아래 항목을 하나도 빠뜨리지 말고 한 글자도 바꾸지 않은 채 그대로 인용하세요.

======== 연습 자료 ========

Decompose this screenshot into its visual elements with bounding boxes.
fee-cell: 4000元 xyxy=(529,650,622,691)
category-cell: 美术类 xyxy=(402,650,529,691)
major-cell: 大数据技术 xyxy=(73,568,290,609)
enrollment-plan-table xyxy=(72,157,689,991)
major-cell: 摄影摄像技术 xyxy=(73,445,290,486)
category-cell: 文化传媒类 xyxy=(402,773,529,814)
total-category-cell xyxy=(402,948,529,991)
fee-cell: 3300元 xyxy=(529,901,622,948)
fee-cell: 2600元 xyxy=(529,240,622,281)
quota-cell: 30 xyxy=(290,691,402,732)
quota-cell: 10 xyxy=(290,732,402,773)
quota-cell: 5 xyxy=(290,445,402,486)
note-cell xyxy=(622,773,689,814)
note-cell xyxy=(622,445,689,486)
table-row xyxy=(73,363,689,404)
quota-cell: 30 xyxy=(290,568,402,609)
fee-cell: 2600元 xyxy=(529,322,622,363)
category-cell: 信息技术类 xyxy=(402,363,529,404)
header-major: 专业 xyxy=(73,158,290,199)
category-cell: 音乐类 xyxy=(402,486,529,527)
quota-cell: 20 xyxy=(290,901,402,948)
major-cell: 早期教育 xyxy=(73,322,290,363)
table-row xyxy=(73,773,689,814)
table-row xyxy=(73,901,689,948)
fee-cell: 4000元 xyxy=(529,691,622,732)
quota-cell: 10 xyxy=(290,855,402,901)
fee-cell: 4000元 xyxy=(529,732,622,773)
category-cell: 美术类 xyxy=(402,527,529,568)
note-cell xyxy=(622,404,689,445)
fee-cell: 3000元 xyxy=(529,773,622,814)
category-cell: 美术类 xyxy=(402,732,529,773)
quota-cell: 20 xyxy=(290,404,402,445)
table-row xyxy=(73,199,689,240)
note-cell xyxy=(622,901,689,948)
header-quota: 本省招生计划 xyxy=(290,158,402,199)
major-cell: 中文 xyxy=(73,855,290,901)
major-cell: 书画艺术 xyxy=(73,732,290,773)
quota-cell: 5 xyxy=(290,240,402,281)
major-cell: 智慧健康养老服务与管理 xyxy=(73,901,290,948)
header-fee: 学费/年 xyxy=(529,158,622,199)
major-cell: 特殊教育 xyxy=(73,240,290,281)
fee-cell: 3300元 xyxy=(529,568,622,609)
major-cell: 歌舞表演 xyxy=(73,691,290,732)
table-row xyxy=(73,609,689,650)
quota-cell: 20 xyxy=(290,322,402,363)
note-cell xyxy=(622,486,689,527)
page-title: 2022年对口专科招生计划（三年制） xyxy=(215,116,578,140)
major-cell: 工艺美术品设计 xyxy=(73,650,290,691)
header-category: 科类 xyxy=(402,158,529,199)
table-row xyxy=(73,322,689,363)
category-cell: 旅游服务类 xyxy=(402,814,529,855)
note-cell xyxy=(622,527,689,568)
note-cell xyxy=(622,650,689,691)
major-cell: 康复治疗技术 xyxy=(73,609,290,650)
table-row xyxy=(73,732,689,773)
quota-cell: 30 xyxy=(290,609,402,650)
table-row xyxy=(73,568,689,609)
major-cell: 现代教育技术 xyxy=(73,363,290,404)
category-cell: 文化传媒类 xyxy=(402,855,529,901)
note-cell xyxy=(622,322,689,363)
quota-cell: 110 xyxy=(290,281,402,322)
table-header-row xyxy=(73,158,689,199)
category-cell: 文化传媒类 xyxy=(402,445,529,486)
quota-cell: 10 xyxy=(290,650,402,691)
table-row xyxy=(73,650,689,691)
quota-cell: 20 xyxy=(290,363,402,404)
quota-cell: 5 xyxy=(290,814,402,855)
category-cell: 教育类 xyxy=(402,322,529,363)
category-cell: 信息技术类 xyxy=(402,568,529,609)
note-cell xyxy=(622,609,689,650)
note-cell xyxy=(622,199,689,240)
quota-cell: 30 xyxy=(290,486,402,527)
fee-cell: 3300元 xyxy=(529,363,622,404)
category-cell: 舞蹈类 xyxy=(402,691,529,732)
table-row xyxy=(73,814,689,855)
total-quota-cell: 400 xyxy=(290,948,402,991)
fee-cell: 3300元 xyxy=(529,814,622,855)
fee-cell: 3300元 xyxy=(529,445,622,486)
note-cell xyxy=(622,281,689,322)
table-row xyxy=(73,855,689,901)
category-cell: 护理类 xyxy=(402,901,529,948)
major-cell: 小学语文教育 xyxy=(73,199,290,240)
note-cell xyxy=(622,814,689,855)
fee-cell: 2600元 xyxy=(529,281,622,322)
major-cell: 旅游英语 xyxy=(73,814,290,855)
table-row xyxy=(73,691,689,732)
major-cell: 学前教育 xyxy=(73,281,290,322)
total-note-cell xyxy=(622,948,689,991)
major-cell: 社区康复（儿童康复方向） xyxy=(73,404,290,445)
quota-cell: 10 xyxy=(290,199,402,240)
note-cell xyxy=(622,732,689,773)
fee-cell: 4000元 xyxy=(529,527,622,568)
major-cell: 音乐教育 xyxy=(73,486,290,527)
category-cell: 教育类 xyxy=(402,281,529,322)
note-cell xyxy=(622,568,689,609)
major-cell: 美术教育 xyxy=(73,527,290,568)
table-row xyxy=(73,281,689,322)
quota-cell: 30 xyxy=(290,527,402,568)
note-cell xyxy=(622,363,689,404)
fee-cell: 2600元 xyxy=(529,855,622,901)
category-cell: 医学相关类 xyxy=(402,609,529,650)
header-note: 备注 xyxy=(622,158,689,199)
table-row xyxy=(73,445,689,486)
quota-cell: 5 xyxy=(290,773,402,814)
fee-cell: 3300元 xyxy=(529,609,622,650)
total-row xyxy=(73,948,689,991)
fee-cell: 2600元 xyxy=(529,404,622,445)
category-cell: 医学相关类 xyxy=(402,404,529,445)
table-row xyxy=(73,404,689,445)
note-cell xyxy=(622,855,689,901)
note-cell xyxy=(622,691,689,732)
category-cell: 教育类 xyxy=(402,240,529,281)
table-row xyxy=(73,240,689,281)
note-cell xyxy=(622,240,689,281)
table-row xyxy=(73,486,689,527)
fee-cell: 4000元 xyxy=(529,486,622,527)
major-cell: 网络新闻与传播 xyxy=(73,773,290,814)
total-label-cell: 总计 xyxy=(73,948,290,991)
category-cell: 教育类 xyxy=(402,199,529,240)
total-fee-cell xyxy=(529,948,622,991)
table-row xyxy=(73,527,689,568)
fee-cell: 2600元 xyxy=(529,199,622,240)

========

완성 답안:
Decompose this screenshot into its visual elements with bounding boxes.
fee-cell: 4000元 xyxy=(529,650,622,691)
category-cell: 美术类 xyxy=(402,650,529,691)
major-cell: 大数据技术 xyxy=(73,568,290,609)
enrollment-plan-table xyxy=(72,157,689,991)
major-cell: 摄影摄像技术 xyxy=(73,445,290,486)
category-cell: 文化传媒类 xyxy=(402,773,529,814)
total-category-cell xyxy=(402,948,529,991)
fee-cell: 3300元 xyxy=(529,901,622,948)
fee-cell: 2600元 xyxy=(529,240,622,281)
quota-cell: 30 xyxy=(290,691,402,732)
quota-cell: 10 xyxy=(290,732,402,773)
quota-cell: 5 xyxy=(290,445,402,486)
note-cell xyxy=(622,773,689,814)
note-cell xyxy=(622,445,689,486)
table-row xyxy=(73,363,689,404)
quota-cell: 30 xyxy=(290,568,402,609)
fee-cell: 2600元 xyxy=(529,322,622,363)
category-cell: 信息技术类 xyxy=(402,363,529,404)
header-major: 专业 xyxy=(73,158,290,199)
category-cell: 音乐类 xyxy=(402,486,529,527)
quota-cell: 20 xyxy=(290,901,402,948)
major-cell: 早期教育 xyxy=(73,322,290,363)
table-row xyxy=(73,773,689,814)
table-row xyxy=(73,901,689,948)
fee-cell: 4000元 xyxy=(529,691,622,732)
quota-cell: 10 xyxy=(290,855,402,901)
fee-cell: 4000元 xyxy=(529,732,622,773)
category-cell: 美术类 xyxy=(402,527,529,568)
note-cell xyxy=(622,404,689,445)
fee-cell: 3000元 xyxy=(529,773,622,814)
category-cell: 美术类 xyxy=(402,732,529,773)
quota-cell: 20 xyxy=(290,404,402,445)
table-row xyxy=(73,199,689,240)
note-cell xyxy=(622,901,689,948)
header-quota: 本省招生计划 xyxy=(290,158,402,199)
major-cell: 中文 xyxy=(73,855,290,901)
major-cell: 书画艺术 xyxy=(73,732,290,773)
quota-cell: 5 xyxy=(290,240,402,281)
major-cell: 智慧健康养老服务与管理 xyxy=(73,901,290,948)
header-fee: 学费/年 xyxy=(529,158,622,199)
major-cell: 特殊教育 xyxy=(73,240,290,281)
fee-cell: 3300元 xyxy=(529,568,622,609)
major-cell: 歌舞表演 xyxy=(73,691,290,732)
table-row xyxy=(73,609,689,650)
quota-cell: 20 xyxy=(290,322,402,363)
note-cell xyxy=(622,486,689,527)
page-title: 2022年对口专科招生计划（三年制） xyxy=(215,116,578,140)
major-cell: 工艺美术品设计 xyxy=(73,650,290,691)
header-category: 科类 xyxy=(402,158,529,199)
table-row xyxy=(73,322,689,363)
category-cell: 旅游服务类 xyxy=(402,814,529,855)
note-cell xyxy=(622,527,689,568)
note-cell xyxy=(622,650,689,691)
major-cell: 康复治疗技术 xyxy=(73,609,290,650)
table-row xyxy=(73,732,689,773)
quota-cell: 30 xyxy=(290,609,402,650)
table-row xyxy=(73,568,689,609)
major-cell: 现代教育技术 xyxy=(73,363,290,404)
category-cell: 文化传媒类 xyxy=(402,855,529,901)
note-cell xyxy=(622,322,689,363)
quota-cell: 110 xyxy=(290,281,402,322)
table-header-row xyxy=(73,158,689,199)
category-cell: 文化传媒类 xyxy=(402,445,529,486)
quota-cell: 10 xyxy=(290,650,402,691)
table-row xyxy=(73,650,689,691)
quota-cell: 20 xyxy=(290,363,402,404)
quota-cell: 5 xyxy=(290,814,402,855)
category-cell: 教育类 xyxy=(402,322,529,363)
category-cell: 信息技术类 xyxy=(402,568,529,609)
note-cell xyxy=(622,609,689,650)
note-cell xyxy=(622,199,689,240)
quota-cell: 30 xyxy=(290,486,402,527)
fee-cell: 3300元 xyxy=(529,363,622,404)
category-cell: 舞蹈类 xyxy=(402,691,529,732)
table-row xyxy=(73,814,689,855)
total-quota-cell: 400 xyxy=(290,948,402,991)
fee-cell: 3300元 xyxy=(529,814,622,855)
fee-cell: 3300元 xyxy=(529,445,622,486)
note-cell xyxy=(622,281,689,322)
table-row xyxy=(73,855,689,901)
category-cell: 护理类 xyxy=(402,901,529,948)
major-cell: 小学语文教育 xyxy=(73,199,290,240)
note-cell xyxy=(622,814,689,855)
fee-cell: 2600元 xyxy=(529,281,622,322)
major-cell: 旅游英语 xyxy=(73,814,290,855)
table-row xyxy=(73,691,689,732)
major-cell: 学前教育 xyxy=(73,281,290,322)
total-note-cell xyxy=(622,948,689,991)
major-cell: 社区康复（儿童康复方向） xyxy=(73,404,290,445)
quota-cell: 10 xyxy=(290,199,402,240)
note-cell xyxy=(622,732,689,773)
fee-cell: 4000元 xyxy=(529,527,622,568)
major-cell: 音乐教育 xyxy=(73,486,290,527)
category-cell: 教育类 xyxy=(402,281,529,322)
note-cell xyxy=(622,568,689,609)
major-cell: 美术教育 xyxy=(73,527,290,568)
table-row xyxy=(73,281,689,322)
quota-cell: 30 xyxy=(290,527,402,568)
note-cell xyxy=(622,363,689,404)
fee-cell: 2600元 xyxy=(529,855,622,901)
category-cell: 医学相关类 xyxy=(402,609,529,650)
header-note: 备注 xyxy=(622,158,689,199)
table-row xyxy=(73,445,689,486)
quota-cell: 5 xyxy=(290,773,402,814)
fee-cell: 3300元 xyxy=(529,609,622,650)
total-row xyxy=(73,948,689,991)
fee-cell: 2600元 xyxy=(529,404,622,445)
category-cell: 医学相关类 xyxy=(402,404,529,445)
table-row xyxy=(73,404,689,445)
note-cell xyxy=(622,855,689,901)
note-cell xyxy=(622,691,689,732)
category-cell: 教育类 xyxy=(402,240,529,281)
table-row xyxy=(73,240,689,281)
note-cell xyxy=(622,240,689,281)
table-row xyxy=(73,486,689,527)
fee-cell: 4000元 xyxy=(529,486,622,527)
major-cell: 网络新闻与传播 xyxy=(73,773,290,814)
total-label-cell: 总计 xyxy=(73,948,290,991)
category-cell: 教育类 xyxy=(402,199,529,240)
total-fee-cell xyxy=(529,948,622,991)
table-row xyxy=(73,527,689,568)
fee-cell: 2600元 xyxy=(529,199,622,240)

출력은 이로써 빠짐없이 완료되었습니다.